### TASK INSTRUCTIONS
Among the lines below, how many carry the string "Heifer"? Reply with a number and nothing else.

### INPUT DATA
┄┄┄┄┄┄┄┄┄┄

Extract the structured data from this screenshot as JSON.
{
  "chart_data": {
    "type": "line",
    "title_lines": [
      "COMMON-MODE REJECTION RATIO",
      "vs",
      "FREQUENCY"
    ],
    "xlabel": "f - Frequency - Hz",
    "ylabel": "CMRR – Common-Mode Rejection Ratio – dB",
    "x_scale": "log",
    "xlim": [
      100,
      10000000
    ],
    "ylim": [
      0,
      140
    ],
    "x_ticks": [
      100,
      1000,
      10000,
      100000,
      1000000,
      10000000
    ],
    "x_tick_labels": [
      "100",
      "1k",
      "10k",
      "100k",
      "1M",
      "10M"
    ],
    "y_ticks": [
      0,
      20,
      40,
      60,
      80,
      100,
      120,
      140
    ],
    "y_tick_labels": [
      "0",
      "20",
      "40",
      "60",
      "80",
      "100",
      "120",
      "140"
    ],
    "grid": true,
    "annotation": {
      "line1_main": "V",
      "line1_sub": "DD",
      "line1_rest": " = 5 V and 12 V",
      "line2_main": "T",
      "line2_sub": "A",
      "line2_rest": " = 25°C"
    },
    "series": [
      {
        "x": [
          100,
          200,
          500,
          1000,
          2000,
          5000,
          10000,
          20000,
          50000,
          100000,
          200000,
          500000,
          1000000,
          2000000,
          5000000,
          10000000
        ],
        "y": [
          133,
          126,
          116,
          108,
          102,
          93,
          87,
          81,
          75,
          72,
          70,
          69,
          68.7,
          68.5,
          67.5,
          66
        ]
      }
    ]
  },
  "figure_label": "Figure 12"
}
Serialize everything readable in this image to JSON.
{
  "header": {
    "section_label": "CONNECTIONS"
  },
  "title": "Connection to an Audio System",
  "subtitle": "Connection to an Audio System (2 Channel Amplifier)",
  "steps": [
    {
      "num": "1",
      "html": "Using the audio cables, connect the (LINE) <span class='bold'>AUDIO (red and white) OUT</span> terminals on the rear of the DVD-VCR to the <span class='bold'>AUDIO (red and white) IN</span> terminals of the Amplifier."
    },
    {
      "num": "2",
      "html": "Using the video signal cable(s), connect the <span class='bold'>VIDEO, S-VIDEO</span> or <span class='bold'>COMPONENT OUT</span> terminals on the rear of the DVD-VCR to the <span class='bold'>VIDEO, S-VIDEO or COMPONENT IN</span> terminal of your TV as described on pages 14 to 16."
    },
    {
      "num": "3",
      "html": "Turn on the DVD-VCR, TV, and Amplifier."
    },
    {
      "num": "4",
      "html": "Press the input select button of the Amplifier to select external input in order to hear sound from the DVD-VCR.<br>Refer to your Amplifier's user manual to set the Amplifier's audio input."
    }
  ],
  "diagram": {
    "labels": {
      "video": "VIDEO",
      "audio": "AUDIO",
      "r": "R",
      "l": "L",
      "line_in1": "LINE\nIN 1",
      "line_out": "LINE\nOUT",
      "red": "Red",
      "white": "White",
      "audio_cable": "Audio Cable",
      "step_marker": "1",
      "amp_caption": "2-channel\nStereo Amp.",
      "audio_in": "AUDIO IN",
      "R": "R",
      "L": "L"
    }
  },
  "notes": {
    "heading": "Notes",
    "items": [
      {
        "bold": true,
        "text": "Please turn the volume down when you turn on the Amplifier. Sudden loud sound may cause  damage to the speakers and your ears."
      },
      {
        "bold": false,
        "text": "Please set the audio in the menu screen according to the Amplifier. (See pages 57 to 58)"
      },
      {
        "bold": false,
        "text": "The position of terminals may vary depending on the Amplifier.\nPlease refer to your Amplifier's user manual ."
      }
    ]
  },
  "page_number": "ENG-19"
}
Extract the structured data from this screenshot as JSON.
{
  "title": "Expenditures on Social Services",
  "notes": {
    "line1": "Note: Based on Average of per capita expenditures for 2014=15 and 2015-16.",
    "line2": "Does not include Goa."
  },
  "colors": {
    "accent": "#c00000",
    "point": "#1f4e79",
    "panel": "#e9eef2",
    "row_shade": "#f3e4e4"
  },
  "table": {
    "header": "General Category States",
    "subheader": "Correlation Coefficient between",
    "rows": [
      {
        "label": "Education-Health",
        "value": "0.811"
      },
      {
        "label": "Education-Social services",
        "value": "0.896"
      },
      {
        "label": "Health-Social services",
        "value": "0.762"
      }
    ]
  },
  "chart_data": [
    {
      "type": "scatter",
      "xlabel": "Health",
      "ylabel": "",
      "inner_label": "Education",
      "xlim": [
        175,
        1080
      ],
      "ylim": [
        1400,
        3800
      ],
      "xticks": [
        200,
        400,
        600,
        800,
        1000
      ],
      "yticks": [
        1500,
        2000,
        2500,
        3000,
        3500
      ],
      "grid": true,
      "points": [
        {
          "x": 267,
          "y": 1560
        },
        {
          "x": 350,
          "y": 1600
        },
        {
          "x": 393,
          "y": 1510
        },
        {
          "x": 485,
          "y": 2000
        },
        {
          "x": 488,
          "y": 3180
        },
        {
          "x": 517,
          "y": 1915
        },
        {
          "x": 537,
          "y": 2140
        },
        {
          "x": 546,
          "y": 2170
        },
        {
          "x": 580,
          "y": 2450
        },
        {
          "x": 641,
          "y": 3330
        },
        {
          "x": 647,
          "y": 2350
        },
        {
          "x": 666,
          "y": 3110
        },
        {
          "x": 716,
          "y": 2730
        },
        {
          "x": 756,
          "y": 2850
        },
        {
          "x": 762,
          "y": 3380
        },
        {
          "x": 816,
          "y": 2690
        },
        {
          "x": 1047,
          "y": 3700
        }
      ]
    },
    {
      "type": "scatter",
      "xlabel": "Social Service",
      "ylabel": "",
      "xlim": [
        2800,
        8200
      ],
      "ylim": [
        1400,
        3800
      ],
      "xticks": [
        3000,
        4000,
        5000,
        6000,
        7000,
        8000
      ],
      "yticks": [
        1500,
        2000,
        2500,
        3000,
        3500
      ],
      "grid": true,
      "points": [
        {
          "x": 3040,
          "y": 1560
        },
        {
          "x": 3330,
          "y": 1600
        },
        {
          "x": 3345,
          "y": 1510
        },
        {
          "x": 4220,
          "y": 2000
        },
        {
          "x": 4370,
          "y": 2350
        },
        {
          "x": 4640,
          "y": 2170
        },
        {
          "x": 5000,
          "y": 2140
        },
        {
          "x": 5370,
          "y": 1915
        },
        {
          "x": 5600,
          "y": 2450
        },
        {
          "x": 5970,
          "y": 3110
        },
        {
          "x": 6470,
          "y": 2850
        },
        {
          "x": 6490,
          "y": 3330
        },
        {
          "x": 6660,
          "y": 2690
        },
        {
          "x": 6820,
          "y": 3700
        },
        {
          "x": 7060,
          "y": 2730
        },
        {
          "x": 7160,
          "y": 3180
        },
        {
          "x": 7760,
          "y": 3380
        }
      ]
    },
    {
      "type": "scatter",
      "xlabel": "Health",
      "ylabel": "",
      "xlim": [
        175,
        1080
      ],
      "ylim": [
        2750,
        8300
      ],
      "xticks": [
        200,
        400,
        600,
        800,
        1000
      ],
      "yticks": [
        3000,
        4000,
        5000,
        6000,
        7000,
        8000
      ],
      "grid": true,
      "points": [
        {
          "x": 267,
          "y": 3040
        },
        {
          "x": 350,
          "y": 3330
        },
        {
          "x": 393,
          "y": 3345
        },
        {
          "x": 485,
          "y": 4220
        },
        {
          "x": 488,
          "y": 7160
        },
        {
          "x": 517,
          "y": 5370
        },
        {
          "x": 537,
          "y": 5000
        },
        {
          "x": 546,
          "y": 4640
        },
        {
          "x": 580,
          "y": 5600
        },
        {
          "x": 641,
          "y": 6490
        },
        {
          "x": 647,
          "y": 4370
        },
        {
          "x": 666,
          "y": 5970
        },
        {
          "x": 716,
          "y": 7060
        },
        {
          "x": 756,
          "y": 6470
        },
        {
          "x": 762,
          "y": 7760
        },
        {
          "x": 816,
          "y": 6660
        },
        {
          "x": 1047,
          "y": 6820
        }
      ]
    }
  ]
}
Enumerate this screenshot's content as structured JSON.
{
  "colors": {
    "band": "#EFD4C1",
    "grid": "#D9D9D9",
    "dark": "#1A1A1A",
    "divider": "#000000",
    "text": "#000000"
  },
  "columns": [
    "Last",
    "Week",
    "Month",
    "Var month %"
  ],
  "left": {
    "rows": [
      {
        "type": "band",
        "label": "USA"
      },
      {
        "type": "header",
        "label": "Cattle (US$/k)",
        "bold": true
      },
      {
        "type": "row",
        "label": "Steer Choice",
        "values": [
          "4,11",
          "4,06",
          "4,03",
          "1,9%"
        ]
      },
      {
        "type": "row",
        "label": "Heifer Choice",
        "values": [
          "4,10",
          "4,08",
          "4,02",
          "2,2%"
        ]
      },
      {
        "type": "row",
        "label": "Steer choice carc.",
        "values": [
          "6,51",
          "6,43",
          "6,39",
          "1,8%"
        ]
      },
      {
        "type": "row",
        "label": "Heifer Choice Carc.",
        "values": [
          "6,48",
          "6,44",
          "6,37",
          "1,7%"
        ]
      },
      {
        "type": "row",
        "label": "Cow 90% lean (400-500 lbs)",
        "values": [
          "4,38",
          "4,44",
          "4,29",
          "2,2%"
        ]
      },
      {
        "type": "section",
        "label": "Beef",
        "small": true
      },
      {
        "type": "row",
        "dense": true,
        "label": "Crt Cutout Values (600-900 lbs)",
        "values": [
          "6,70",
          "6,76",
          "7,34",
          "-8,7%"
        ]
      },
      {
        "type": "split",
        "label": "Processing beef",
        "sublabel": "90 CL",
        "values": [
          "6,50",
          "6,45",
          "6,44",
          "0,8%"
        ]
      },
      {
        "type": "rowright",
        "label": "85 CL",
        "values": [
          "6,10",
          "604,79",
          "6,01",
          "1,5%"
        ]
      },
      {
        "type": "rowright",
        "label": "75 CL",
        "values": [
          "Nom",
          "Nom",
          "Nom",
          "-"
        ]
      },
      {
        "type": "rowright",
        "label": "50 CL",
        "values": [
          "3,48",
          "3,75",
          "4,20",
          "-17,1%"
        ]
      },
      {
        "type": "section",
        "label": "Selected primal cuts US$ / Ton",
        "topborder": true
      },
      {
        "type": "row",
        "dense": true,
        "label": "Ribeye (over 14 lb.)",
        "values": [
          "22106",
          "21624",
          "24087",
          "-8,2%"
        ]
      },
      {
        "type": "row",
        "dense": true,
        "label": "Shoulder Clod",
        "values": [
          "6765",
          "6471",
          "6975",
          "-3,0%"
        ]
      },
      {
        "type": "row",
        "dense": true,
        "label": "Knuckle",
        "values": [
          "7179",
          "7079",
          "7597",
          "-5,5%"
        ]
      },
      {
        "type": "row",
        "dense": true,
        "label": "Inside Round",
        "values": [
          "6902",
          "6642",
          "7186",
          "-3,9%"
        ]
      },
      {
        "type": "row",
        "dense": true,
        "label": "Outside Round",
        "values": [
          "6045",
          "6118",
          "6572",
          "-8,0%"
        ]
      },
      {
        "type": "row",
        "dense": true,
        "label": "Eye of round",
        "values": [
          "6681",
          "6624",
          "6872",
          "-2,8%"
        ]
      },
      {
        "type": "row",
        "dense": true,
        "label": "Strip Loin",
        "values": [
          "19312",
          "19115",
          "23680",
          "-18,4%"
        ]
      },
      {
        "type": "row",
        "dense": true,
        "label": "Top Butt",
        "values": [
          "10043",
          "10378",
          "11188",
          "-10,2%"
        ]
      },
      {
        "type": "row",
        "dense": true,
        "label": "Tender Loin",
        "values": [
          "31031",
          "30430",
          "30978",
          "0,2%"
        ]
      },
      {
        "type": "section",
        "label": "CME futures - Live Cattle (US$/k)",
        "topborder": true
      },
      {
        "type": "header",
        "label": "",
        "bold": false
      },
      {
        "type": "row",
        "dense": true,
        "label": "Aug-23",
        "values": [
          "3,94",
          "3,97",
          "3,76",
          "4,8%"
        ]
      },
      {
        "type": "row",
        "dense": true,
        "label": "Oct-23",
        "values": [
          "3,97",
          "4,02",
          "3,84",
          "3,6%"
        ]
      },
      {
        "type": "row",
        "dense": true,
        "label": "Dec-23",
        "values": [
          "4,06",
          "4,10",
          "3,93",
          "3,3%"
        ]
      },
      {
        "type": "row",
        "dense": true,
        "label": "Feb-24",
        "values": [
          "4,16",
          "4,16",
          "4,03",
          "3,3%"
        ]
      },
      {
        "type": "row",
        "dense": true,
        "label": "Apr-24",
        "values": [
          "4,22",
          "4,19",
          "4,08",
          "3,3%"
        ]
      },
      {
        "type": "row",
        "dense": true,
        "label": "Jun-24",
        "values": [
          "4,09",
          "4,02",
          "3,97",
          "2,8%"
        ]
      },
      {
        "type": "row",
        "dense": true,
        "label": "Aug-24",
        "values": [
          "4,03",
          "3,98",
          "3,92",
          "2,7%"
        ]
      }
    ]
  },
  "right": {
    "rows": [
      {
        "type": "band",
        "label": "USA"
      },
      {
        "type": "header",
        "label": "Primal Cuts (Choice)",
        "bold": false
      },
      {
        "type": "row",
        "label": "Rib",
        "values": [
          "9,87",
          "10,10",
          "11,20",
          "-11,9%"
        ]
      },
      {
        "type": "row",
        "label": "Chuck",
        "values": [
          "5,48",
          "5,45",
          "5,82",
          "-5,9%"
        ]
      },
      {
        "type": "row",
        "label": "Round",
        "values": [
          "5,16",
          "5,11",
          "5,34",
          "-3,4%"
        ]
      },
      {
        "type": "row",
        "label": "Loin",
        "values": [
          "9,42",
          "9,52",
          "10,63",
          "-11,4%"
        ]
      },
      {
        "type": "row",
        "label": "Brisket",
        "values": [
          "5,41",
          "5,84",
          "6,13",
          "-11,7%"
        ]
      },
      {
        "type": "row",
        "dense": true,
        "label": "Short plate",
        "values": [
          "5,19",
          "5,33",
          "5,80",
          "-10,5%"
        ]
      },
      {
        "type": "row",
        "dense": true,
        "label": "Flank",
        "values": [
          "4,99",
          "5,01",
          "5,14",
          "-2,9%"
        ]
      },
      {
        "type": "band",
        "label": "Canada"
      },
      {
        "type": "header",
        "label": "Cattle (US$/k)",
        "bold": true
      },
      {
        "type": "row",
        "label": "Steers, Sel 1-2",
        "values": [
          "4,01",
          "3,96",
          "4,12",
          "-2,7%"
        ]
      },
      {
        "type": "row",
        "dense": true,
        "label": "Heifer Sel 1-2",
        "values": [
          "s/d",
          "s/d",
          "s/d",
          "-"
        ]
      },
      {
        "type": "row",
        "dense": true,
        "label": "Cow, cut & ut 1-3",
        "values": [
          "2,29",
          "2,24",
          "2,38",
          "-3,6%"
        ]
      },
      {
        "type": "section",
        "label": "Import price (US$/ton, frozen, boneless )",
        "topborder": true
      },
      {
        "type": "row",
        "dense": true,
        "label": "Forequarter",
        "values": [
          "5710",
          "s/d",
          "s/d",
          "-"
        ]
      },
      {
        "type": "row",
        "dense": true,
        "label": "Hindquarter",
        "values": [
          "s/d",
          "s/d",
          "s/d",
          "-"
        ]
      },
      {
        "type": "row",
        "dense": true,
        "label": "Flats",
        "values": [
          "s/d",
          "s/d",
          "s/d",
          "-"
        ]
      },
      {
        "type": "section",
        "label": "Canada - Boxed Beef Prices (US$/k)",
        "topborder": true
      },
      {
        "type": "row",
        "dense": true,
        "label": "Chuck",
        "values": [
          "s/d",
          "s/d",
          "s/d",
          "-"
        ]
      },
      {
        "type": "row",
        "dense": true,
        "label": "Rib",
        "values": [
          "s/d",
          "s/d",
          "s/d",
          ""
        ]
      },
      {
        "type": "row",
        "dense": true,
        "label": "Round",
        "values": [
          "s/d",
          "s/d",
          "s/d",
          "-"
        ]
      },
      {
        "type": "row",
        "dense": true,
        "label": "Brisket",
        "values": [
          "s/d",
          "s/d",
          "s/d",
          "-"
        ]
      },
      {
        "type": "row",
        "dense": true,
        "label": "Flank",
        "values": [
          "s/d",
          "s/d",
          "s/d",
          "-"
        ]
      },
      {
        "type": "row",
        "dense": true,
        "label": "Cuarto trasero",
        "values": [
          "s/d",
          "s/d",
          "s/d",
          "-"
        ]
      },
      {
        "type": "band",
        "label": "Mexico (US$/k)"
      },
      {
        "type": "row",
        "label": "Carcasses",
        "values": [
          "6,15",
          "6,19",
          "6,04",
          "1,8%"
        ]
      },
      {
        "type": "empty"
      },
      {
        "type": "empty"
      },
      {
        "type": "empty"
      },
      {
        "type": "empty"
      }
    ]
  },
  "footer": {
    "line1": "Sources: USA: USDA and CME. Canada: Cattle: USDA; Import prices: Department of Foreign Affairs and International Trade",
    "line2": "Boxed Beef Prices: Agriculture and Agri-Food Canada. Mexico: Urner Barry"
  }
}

┄┄┄┄┄┄┄┄┄┄

### RIGHT ANSWER
3